** Begin **

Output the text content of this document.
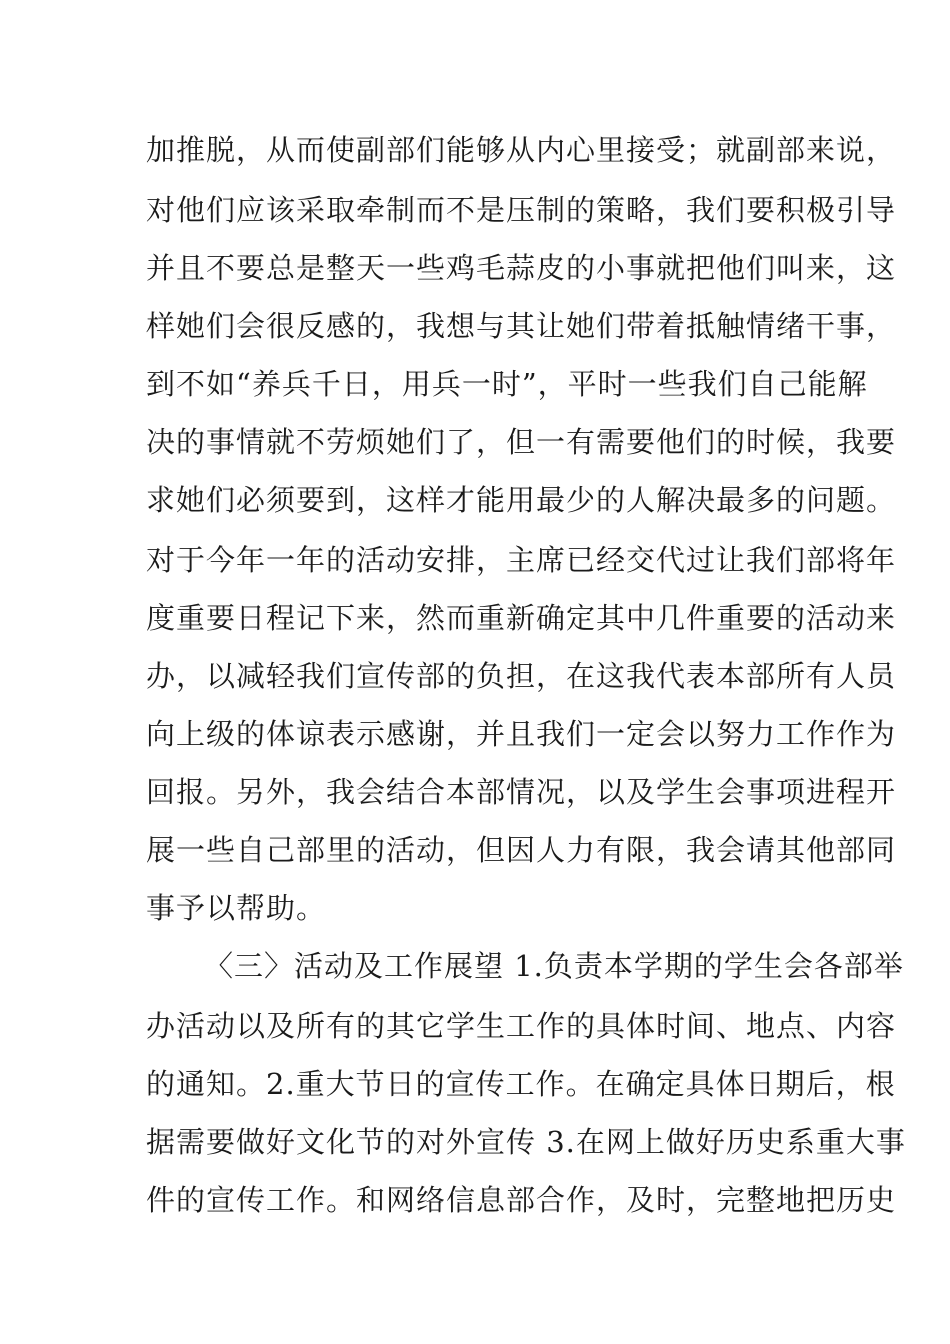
加推脱，从而使副部们能够从内心里接受；就副部来说，
对他们应该采取牵制而不是压制的策略，我们要积极引导
并且不要总是整天一些鸡毛蒜皮的小事就把他们叫来，这
样她们会很反感的，我想与其让她们带着抵触情绪干事，
到不如“养兵千日，用兵一时”，平时一些我们自己能解
决的事情就不劳烦她们了，但一有需要他们的时候，我要
求她们必须要到，这样才能用最少的人解决最多的问题。
对于今年一年的活动安排，主席已经交代过让我们部将年
度重要日程记下来，然而重新确定其中几件重要的活动来
办，以减轻我们宣传部的负担，在这我代表本部所有人员
向上级的体谅表示感谢，并且我们一定会以努力工作作为
回报。另外，我会结合本部情况，以及学生会事项进程开
展一些自己部里的活动，但因人力有限，我会请其他部同
事予以帮助。
〈三〉活动及工作展望 1.负责本学期的学生会各部举
办活动以及所有的其它学生工作的具体时间、地点、内容
的通知。2.重大节日的宣传工作。在确定具体日期后，根
据需要做好文化节的对外宣传 3.在网上做好历史系重大事
件的宣传工作。和网络信息部合作，及时，完整地把历史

** End **

• TASK GOAL:
Output all of the records exactly as they appear above, but not the pictures.

• THE REPLY:
Output the text content of this document.
加推脱，从而使副部们能够从内心里接受；就副部来说，
对他们应该采取牵制而不是压制的策略，我们要积极引导
并且不要总是整天一些鸡毛蒜皮的小事就把他们叫来，这
样她们会很反感的，我想与其让她们带着抵触情绪干事，
到不如“养兵千日，用兵一时”，平时一些我们自己能解
决的事情就不劳烦她们了，但一有需要他们的时候，我要
求她们必须要到，这样才能用最少的人解决最多的问题。
对于今年一年的活动安排，主席已经交代过让我们部将年
度重要日程记下来，然而重新确定其中几件重要的活动来
办，以减轻我们宣传部的负担，在这我代表本部所有人员
向上级的体谅表示感谢，并且我们一定会以努力工作作为
回报。另外，我会结合本部情况，以及学生会事项进程开
展一些自己部里的活动，但因人力有限，我会请其他部同
事予以帮助。
〈三〉活动及工作展望 1.负责本学期的学生会各部举
办活动以及所有的其它学生工作的具体时间、地点、内容
的通知。2.重大节日的宣传工作。在确定具体日期后，根
据需要做好文化节的对外宣传 3.在网上做好历史系重大事
件的宣传工作。和网络信息部合作，及时，完整地把历史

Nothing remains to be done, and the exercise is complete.